| Records about charts and figures |
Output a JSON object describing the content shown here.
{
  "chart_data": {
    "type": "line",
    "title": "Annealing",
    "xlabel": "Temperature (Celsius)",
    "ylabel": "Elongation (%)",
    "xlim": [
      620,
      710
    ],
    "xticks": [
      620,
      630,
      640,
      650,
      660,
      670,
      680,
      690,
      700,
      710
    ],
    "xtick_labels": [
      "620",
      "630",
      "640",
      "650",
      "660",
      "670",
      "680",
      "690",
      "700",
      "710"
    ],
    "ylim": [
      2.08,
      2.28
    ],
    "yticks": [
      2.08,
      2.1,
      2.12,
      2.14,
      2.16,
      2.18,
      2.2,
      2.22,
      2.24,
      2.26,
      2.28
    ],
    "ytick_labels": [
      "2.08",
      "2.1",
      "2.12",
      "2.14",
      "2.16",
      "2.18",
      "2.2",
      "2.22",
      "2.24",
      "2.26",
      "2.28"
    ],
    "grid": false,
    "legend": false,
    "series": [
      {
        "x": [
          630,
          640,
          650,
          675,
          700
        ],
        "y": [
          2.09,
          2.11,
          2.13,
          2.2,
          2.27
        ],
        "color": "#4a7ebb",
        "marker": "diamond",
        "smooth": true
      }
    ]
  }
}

| Task instructions |
All of the material must be reproduced exactly.

| Result of this exercise |
Output a JSON object describing the content shown here.
{
  "chart_data": {
    "type": "line",
    "title": "Annealing",
    "xlabel": "Temperature (Celsius)",
    "ylabel": "Elongation (%)",
    "xlim": [
      620,
      710
    ],
    "xticks": [
      620,
      630,
      640,
      650,
      660,
      670,
      680,
      690,
      700,
      710
    ],
    "xtick_labels": [
      "620",
      "630",
      "640",
      "650",
      "660",
      "670",
      "680",
      "690",
      "700",
      "710"
    ],
    "ylim": [
      2.08,
      2.28
    ],
    "yticks": [
      2.08,
      2.1,
      2.12,
      2.14,
      2.16,
      2.18,
      2.2,
      2.22,
      2.24,
      2.26,
      2.28
    ],
    "ytick_labels": [
      "2.08",
      "2.1",
      "2.12",
      "2.14",
      "2.16",
      "2.18",
      "2.2",
      "2.22",
      "2.24",
      "2.26",
      "2.28"
    ],
    "grid": false,
    "legend": false,
    "series": [
      {
        "x": [
          630,
          640,
          650,
          675,
          700
        ],
        "y": [
          2.09,
          2.11,
          2.13,
          2.2,
          2.27
        ],
        "color": "#4a7ebb",
        "marker": "diamond",
        "smooth": true
      }
    ]
  }
}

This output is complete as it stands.